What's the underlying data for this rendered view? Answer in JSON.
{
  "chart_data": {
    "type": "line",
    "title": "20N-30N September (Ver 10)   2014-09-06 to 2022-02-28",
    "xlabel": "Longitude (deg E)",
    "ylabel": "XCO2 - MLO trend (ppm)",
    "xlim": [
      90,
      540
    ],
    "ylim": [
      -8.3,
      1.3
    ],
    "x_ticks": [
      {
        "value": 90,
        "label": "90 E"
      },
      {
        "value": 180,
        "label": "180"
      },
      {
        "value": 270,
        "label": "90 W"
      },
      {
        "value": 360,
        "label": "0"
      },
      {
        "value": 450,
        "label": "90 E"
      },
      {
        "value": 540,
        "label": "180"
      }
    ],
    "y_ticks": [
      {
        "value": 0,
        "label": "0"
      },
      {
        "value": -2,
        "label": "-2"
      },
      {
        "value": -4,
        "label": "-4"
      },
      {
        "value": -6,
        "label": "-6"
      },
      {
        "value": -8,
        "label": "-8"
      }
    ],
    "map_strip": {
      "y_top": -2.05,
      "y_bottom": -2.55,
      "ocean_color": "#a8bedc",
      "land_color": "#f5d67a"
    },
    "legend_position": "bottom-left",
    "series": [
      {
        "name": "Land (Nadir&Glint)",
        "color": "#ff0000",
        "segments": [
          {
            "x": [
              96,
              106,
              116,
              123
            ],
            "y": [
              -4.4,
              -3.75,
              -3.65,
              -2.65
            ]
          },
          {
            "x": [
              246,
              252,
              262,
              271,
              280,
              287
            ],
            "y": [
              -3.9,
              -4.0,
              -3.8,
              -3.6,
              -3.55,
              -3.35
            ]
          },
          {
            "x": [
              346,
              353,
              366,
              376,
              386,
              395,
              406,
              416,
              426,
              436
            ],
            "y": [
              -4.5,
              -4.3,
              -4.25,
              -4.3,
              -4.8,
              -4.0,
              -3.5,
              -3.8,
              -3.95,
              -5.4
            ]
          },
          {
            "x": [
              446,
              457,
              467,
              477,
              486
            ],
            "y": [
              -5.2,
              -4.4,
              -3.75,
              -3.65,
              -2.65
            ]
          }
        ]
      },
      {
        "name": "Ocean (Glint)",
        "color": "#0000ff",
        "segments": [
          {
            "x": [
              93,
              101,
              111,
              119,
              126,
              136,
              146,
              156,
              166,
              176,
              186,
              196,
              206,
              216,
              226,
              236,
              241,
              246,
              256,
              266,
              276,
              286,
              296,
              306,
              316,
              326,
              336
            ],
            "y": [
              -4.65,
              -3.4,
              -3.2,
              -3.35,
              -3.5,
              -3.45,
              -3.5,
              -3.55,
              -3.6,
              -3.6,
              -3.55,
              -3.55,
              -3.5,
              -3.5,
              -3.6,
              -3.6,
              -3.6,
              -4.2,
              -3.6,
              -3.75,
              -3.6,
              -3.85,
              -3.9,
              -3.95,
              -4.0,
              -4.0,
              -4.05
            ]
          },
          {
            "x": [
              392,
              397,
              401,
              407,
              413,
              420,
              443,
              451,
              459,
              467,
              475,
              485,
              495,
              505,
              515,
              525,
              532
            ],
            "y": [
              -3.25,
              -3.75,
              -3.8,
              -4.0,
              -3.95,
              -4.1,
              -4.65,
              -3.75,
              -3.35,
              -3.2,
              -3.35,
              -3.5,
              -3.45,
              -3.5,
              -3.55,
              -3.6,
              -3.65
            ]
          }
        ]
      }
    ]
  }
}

_____

What you will do: Retype the entries exactly, including every line.

The output:
What's the underlying data for this rendered view? Answer in JSON.
{
  "chart_data": {
    "type": "line",
    "title": "20N-30N September (Ver 10)   2014-09-06 to 2022-02-28",
    "xlabel": "Longitude (deg E)",
    "ylabel": "XCO2 - MLO trend (ppm)",
    "xlim": [
      90,
      540
    ],
    "ylim": [
      -8.3,
      1.3
    ],
    "x_ticks": [
      {
        "value": 90,
        "label": "90 E"
      },
      {
        "value": 180,
        "label": "180"
      },
      {
        "value": 270,
        "label": "90 W"
      },
      {
        "value": 360,
        "label": "0"
      },
      {
        "value": 450,
        "label": "90 E"
      },
      {
        "value": 540,
        "label": "180"
      }
    ],
    "y_ticks": [
      {
        "value": 0,
        "label": "0"
      },
      {
        "value": -2,
        "label": "-2"
      },
      {
        "value": -4,
        "label": "-4"
      },
      {
        "value": -6,
        "label": "-6"
      },
      {
        "value": -8,
        "label": "-8"
      }
    ],
    "map_strip": {
      "y_top": -2.05,
      "y_bottom": -2.55,
      "ocean_color": "#a8bedc",
      "land_color": "#f5d67a"
    },
    "legend_position": "bottom-left",
    "series": [
      {
        "name": "Land (Nadir&Glint)",
        "color": "#ff0000",
        "segments": [
          {
            "x": [
              96,
              106,
              116,
              123
            ],
            "y": [
              -4.4,
              -3.75,
              -3.65,
              -2.65
            ]
          },
          {
            "x": [
              246,
              252,
              262,
              271,
              280,
              287
            ],
            "y": [
              -3.9,
              -4.0,
              -3.8,
              -3.6,
              -3.55,
              -3.35
            ]
          },
          {
            "x": [
              346,
              353,
              366,
              376,
              386,
              395,
              406,
              416,
              426,
              436
            ],
            "y": [
              -4.5,
              -4.3,
              -4.25,
              -4.3,
              -4.8,
              -4.0,
              -3.5,
              -3.8,
              -3.95,
              -5.4
            ]
          },
          {
            "x": [
              446,
              457,
              467,
              477,
              486
            ],
            "y": [
              -5.2,
              -4.4,
              -3.75,
              -3.65,
              -2.65
            ]
          }
        ]
      },
      {
        "name": "Ocean (Glint)",
        "color": "#0000ff",
        "segments": [
          {
            "x": [
              93,
              101,
              111,
              119,
              126,
              136,
              146,
              156,
              166,
              176,
              186,
              196,
              206,
              216,
              226,
              236,
              241,
              246,
              256,
              266,
              276,
              286,
              296,
              306,
              316,
              326,
              336
            ],
            "y": [
              -4.65,
              -3.4,
              -3.2,
              -3.35,
              -3.5,
              -3.45,
              -3.5,
              -3.55,
              -3.6,
              -3.6,
              -3.55,
              -3.55,
              -3.5,
              -3.5,
              -3.6,
              -3.6,
              -3.6,
              -4.2,
              -3.6,
              -3.75,
              -3.6,
              -3.85,
              -3.9,
              -3.95,
              -4.0,
              -4.0,
              -4.05
            ]
          },
          {
            "x": [
              392,
              397,
              401,
              407,
              413,
              420,
              443,
              451,
              459,
              467,
              475,
              485,
              495,
              505,
              515,
              525,
              532
            ],
            "y": [
              -3.25,
              -3.75,
              -3.8,
              -4.0,
              -3.95,
              -4.1,
              -4.65,
              -3.75,
              -3.35,
              -3.2,
              -3.35,
              -3.5,
              -3.45,
              -3.5,
              -3.55,
              -3.6,
              -3.65
            ]
          }
        ]
      }
    ]
  }
}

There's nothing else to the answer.